#### Instructions for the task
Copy every line from the records below that holds the word "ylabel".

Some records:
-- Begin --

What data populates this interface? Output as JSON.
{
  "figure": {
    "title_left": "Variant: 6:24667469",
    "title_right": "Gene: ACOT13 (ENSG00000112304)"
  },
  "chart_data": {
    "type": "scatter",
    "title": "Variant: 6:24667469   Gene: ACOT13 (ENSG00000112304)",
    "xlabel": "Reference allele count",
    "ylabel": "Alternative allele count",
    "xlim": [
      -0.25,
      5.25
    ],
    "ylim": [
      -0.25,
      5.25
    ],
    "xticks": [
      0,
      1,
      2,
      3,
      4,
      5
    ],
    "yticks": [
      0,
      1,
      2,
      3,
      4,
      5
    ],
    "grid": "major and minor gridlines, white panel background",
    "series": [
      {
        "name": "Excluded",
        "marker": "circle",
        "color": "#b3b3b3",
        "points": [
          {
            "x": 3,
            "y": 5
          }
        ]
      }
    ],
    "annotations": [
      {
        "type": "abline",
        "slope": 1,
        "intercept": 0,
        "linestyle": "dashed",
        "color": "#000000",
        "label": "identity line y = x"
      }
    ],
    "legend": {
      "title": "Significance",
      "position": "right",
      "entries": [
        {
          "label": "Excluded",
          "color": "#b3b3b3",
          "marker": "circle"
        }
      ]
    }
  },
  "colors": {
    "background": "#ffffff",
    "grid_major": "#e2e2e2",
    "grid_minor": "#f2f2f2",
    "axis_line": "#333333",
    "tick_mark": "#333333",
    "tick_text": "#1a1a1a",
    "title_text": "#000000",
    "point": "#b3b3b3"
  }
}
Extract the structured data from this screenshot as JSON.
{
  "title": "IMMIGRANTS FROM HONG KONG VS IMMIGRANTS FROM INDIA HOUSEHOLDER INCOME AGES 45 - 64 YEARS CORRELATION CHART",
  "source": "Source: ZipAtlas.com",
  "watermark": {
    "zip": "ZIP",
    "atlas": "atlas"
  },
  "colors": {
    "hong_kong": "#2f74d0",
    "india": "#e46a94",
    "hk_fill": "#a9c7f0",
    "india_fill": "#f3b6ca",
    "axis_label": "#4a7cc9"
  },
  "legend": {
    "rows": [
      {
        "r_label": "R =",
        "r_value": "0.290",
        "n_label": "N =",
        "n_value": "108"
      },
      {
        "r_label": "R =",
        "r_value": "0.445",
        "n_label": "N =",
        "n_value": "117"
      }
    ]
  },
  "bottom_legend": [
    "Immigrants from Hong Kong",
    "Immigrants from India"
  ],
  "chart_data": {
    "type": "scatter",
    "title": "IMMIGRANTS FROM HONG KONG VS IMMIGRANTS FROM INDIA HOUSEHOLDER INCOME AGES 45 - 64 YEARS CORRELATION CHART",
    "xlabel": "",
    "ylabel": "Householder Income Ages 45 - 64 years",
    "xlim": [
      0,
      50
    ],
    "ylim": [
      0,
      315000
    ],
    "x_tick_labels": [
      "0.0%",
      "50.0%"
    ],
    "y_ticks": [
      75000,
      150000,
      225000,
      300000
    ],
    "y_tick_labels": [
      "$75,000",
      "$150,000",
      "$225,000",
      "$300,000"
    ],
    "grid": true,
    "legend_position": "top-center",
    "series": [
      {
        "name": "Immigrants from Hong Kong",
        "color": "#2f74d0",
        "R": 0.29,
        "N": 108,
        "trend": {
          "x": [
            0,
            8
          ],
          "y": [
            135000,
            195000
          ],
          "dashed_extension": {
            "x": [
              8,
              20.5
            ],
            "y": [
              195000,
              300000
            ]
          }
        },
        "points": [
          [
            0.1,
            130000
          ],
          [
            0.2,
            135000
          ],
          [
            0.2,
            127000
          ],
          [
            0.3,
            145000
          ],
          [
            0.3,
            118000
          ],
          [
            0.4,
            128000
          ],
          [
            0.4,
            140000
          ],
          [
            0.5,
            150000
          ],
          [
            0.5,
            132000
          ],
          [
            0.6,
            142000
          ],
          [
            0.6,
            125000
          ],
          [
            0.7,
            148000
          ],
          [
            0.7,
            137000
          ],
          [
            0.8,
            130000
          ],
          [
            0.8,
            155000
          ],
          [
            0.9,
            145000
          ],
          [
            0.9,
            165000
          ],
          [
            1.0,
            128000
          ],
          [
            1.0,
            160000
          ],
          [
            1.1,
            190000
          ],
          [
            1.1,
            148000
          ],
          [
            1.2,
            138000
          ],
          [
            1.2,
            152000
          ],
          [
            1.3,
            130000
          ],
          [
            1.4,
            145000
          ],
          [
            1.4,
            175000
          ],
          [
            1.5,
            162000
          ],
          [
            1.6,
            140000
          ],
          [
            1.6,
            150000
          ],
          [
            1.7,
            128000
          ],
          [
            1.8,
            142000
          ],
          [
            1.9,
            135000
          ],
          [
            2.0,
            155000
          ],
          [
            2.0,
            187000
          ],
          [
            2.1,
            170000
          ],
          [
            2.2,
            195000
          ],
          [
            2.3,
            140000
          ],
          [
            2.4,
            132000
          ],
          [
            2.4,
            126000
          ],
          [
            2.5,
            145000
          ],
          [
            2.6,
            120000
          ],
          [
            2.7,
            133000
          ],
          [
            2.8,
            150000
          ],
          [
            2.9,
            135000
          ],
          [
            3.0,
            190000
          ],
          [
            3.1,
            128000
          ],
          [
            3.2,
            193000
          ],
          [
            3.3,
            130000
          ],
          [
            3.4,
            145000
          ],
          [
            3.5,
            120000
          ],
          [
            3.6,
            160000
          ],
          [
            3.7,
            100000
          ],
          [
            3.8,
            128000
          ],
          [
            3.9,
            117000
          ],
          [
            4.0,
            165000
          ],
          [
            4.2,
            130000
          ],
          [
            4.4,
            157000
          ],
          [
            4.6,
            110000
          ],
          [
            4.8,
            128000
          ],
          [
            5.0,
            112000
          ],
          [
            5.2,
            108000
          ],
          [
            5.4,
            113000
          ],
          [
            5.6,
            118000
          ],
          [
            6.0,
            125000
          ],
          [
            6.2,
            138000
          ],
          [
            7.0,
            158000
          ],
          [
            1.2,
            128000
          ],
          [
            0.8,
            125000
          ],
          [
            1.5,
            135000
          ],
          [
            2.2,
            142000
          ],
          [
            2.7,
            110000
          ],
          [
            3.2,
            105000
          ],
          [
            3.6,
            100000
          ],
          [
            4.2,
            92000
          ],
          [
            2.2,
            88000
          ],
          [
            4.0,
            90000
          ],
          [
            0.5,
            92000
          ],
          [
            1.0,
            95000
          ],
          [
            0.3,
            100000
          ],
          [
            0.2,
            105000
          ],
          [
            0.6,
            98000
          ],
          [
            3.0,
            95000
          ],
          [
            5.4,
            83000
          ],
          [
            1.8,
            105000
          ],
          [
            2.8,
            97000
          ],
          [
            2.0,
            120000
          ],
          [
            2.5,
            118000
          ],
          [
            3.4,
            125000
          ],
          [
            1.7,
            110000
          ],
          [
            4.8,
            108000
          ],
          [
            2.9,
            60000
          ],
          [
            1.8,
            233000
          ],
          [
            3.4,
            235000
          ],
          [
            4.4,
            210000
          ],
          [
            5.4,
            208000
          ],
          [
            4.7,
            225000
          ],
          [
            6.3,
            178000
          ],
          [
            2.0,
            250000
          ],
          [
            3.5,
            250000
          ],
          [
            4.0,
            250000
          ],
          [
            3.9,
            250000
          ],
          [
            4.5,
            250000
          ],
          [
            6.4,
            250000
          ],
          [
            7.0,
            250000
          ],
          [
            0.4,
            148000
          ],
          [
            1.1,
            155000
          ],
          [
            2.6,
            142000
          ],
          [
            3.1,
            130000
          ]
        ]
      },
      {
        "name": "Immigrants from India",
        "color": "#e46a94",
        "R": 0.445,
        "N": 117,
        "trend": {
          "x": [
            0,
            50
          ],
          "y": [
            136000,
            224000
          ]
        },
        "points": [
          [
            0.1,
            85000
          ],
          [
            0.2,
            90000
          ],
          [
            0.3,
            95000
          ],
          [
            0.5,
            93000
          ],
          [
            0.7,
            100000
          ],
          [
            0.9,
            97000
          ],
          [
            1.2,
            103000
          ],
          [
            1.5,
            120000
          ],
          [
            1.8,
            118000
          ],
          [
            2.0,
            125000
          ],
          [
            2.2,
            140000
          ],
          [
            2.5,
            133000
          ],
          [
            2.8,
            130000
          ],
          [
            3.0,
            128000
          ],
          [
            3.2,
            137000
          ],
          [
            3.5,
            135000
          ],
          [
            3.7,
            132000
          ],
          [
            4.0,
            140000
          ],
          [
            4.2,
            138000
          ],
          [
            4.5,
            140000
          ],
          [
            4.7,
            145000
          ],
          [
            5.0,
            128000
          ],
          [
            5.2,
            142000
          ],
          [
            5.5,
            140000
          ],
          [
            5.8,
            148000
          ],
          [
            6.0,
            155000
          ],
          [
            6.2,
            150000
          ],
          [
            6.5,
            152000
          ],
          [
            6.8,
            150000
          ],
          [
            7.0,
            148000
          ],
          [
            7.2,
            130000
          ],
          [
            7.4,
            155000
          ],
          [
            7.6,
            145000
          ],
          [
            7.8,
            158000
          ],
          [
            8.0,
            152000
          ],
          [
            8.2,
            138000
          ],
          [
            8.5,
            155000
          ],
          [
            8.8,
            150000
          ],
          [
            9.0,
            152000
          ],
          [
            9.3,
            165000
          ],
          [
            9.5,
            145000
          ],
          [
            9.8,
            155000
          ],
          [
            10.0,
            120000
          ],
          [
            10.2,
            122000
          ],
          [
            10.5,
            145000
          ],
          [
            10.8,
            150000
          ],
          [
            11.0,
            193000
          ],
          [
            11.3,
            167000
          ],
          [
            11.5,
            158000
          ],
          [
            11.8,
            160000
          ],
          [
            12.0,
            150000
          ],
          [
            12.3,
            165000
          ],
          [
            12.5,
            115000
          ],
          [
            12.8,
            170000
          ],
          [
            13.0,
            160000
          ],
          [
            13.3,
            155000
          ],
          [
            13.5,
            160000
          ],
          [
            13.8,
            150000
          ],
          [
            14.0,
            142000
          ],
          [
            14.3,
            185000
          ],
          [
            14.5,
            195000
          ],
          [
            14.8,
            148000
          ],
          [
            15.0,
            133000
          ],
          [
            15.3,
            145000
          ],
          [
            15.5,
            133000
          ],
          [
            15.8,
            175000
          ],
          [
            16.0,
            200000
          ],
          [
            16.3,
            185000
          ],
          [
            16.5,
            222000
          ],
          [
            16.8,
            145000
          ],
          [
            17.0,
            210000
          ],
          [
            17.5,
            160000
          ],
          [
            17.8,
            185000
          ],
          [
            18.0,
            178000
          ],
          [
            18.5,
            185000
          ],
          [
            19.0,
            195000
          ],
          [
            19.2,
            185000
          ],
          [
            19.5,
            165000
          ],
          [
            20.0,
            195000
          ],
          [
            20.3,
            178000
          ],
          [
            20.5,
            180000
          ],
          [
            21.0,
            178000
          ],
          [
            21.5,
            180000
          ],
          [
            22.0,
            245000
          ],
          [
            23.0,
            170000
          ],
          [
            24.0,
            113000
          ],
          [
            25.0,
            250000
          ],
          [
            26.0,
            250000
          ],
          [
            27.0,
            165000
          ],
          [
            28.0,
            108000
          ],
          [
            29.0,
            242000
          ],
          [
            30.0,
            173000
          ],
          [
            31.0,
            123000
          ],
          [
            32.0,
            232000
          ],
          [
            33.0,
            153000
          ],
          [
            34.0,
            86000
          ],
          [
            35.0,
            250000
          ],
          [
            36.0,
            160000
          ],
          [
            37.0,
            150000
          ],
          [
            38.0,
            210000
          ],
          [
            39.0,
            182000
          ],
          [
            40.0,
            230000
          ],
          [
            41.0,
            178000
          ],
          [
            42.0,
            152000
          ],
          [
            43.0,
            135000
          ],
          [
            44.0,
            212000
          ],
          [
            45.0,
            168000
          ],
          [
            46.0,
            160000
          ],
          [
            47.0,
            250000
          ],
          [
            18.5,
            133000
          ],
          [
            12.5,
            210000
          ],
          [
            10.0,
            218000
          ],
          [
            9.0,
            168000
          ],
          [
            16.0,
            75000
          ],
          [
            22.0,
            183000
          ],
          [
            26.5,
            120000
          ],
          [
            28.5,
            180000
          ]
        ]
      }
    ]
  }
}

-- End --

#### Answer to the exercise
    "ylabel": "Alternative allele count",
    "ylabel": "Householder Income Ages 45 - 64 years",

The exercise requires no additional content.